Dataset excerpt

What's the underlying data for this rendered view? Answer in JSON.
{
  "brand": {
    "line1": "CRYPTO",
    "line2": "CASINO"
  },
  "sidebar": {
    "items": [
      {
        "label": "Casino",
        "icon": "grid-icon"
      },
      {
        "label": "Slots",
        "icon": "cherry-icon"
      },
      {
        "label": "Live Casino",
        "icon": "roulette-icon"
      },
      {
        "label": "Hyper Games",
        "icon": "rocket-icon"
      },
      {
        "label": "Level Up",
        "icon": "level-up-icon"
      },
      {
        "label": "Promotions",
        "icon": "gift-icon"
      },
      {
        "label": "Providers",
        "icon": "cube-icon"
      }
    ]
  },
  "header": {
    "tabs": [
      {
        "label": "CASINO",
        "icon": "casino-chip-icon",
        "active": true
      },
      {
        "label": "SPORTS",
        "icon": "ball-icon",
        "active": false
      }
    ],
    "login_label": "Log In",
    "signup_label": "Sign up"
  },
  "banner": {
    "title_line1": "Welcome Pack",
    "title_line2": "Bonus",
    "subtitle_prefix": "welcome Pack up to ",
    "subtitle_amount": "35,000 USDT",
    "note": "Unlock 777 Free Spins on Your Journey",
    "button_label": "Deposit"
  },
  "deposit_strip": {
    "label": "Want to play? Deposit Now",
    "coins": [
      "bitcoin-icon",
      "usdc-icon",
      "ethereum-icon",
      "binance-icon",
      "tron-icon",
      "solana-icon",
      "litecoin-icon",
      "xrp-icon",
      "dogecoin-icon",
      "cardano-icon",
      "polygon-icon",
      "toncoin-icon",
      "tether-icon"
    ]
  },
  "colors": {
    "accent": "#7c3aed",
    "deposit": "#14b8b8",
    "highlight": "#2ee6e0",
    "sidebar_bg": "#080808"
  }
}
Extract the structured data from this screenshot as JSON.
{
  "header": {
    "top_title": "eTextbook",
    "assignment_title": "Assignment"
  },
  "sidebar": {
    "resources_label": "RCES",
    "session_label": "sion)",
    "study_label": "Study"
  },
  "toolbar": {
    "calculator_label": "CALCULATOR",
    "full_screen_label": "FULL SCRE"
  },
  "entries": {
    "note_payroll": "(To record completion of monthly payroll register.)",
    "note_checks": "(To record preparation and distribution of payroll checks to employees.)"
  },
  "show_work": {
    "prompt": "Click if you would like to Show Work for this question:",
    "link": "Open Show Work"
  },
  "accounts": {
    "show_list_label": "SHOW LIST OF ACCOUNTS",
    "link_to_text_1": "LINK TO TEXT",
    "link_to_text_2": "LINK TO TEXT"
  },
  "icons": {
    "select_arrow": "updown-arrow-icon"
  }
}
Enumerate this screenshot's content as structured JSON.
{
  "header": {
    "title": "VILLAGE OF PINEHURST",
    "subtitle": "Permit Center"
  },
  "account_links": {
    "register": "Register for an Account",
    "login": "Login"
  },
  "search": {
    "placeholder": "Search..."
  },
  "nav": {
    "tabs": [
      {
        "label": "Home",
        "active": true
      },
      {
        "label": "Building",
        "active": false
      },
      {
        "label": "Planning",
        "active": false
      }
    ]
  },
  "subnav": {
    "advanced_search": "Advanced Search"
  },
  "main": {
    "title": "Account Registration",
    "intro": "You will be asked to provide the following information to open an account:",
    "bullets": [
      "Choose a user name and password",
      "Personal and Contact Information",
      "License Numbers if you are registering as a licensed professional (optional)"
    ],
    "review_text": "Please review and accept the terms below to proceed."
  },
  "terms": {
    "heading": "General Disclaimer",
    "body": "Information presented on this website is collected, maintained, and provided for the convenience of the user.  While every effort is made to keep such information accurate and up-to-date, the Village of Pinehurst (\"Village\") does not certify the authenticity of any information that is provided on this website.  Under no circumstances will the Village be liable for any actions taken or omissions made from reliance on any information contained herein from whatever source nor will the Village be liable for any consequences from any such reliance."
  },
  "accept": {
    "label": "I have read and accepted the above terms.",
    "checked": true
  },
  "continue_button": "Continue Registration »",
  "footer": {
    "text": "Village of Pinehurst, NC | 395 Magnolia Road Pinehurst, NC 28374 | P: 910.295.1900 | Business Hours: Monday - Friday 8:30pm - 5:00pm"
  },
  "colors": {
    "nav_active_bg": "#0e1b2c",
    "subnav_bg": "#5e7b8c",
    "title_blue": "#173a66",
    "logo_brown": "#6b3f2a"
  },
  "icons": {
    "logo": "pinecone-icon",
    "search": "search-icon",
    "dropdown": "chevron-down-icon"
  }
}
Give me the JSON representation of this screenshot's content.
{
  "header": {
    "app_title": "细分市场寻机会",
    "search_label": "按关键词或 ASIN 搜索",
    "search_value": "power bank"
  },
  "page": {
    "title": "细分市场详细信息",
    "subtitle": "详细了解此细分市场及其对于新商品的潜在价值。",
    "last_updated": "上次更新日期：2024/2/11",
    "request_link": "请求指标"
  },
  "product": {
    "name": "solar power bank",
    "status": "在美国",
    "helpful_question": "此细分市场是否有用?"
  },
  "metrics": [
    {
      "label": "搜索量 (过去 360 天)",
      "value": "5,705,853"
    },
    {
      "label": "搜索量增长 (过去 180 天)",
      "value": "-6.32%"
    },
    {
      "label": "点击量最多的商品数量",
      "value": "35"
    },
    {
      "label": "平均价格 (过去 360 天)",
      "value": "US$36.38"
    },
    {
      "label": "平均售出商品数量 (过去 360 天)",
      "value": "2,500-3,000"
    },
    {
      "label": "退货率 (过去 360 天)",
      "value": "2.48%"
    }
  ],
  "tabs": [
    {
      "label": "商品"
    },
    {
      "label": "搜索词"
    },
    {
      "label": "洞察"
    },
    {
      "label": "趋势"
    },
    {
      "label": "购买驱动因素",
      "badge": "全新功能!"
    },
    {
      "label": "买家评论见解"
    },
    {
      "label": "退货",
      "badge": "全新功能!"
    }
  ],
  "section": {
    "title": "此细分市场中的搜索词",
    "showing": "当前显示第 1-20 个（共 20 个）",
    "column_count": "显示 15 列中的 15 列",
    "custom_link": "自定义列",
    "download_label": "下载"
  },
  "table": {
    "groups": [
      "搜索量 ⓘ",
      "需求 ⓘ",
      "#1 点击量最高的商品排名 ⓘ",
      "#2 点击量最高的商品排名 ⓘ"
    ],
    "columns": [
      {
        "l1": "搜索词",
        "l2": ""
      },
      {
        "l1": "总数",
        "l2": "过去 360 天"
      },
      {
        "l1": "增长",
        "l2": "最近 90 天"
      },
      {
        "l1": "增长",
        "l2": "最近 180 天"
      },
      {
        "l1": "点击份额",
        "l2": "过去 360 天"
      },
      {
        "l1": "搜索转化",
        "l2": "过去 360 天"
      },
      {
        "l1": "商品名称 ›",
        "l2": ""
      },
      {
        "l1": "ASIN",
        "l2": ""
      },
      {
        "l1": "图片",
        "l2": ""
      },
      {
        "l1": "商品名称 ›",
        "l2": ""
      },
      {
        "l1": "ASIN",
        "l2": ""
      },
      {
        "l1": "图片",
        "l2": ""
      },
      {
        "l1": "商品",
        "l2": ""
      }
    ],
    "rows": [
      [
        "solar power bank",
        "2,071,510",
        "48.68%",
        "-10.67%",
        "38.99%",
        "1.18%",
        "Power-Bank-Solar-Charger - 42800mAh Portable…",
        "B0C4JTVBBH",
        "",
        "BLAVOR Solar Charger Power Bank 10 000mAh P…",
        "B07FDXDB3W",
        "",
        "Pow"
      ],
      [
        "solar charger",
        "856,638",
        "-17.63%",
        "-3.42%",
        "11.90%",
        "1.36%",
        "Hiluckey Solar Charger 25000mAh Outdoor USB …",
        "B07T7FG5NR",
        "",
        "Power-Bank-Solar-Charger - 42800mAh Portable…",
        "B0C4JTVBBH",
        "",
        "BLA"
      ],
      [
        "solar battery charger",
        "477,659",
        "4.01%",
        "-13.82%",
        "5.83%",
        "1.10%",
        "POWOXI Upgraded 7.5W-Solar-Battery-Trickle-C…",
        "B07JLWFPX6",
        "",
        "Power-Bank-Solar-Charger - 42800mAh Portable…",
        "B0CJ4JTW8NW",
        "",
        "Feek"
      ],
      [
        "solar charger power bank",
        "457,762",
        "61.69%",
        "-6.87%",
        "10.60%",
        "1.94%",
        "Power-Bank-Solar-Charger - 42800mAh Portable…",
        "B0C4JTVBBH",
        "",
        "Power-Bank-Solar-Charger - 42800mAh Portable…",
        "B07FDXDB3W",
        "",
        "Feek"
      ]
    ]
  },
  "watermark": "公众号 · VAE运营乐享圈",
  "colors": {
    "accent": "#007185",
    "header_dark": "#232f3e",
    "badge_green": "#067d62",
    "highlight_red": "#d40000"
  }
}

The task: Return each line that includes "will".

Expected output:
    "intro": "You will be asked to provide the following information to open an account:",
    "body": "Information presented on this website is collected, maintained, and provided for the convenience of the user.  While every effort is made to keep such information accurate and up-to-date, the Village of Pinehurst (\"Village\") does not certify the authenticity of any information that is provided on this website.  Under no circumstances will the Village be liable for any actions taken or omissions made from reliance on any information contained herein from whatever source nor will the Village be liable for any consequences from any such reliance."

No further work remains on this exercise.